§ **REQUIRED TASK**: Output an exact reproduction of the data.

[START]

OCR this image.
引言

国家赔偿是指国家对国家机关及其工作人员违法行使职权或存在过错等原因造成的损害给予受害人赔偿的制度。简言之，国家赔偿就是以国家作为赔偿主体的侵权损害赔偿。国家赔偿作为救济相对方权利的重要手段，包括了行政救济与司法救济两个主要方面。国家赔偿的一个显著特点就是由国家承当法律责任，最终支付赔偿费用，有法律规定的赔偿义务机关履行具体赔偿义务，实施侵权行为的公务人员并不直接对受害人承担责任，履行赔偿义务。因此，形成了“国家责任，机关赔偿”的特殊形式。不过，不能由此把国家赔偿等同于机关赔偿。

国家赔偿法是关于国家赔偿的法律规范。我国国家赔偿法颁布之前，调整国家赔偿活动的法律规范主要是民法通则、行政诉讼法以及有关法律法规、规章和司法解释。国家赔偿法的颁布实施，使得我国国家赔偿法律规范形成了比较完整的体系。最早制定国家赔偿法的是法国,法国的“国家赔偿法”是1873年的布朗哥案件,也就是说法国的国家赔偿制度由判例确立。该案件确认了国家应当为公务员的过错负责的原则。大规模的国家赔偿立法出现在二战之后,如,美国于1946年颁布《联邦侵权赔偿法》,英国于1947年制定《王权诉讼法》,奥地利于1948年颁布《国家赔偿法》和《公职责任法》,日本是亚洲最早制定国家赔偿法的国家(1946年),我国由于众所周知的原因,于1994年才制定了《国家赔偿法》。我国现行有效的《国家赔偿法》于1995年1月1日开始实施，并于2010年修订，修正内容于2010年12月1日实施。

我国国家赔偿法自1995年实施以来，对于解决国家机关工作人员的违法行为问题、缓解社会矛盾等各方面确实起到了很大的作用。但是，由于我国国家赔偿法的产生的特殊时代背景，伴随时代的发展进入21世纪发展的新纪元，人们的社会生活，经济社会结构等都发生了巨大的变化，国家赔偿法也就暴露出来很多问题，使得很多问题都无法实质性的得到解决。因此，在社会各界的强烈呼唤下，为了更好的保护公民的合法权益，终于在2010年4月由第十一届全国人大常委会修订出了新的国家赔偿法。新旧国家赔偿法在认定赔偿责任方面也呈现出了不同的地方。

[END]

§ **SOLUTION BELOW**:
OCR this image.
引言

国家赔偿是指国家对国家机关及其工作人员违法行使职权或存在过错等原因造成的损害给予受害人赔偿的制度。简言之，国家赔偿就是以国家作为赔偿主体的侵权损害赔偿。国家赔偿作为救济相对方权利的重要手段，包括了行政救济与司法救济两个主要方面。国家赔偿的一个显著特点就是由国家承当法律责任，最终支付赔偿费用，有法律规定的赔偿义务机关履行具体赔偿义务，实施侵权行为的公务人员并不直接对受害人承担责任，履行赔偿义务。因此，形成了“国家责任，机关赔偿”的特殊形式。不过，不能由此把国家赔偿等同于机关赔偿。

国家赔偿法是关于国家赔偿的法律规范。我国国家赔偿法颁布之前，调整国家赔偿活动的法律规范主要是民法通则、行政诉讼法以及有关法律法规、规章和司法解释。国家赔偿法的颁布实施，使得我国国家赔偿法律规范形成了比较完整的体系。最早制定国家赔偿法的是法国,法国的“国家赔偿法”是1873年的布朗哥案件,也就是说法国的国家赔偿制度由判例确立。该案件确认了国家应当为公务员的过错负责的原则。大规模的国家赔偿立法出现在二战之后,如,美国于1946年颁布《联邦侵权赔偿法》,英国于1947年制定《王权诉讼法》,奥地利于1948年颁布《国家赔偿法》和《公职责任法》,日本是亚洲最早制定国家赔偿法的国家(1946年),我国由于众所周知的原因,于1994年才制定了《国家赔偿法》。我国现行有效的《国家赔偿法》于1995年1月1日开始实施，并于2010年修订，修正内容于2010年12月1日实施。

我国国家赔偿法自1995年实施以来，对于解决国家机关工作人员的违法行为问题、缓解社会矛盾等各方面确实起到了很大的作用。但是，由于我国国家赔偿法的产生的特殊时代背景，伴随时代的发展进入21世纪发展的新纪元，人们的社会生活，经济社会结构等都发生了巨大的变化，国家赔偿法也就暴露出来很多问题，使得很多问题都无法实质性的得到解决。因此，在社会各界的强烈呼唤下，为了更好的保护公民的合法权益，终于在2010年4月由第十一届全国人大常委会修订出了新的国家赔偿法。新旧国家赔偿法在认定赔偿责任方面也呈现出了不同的地方。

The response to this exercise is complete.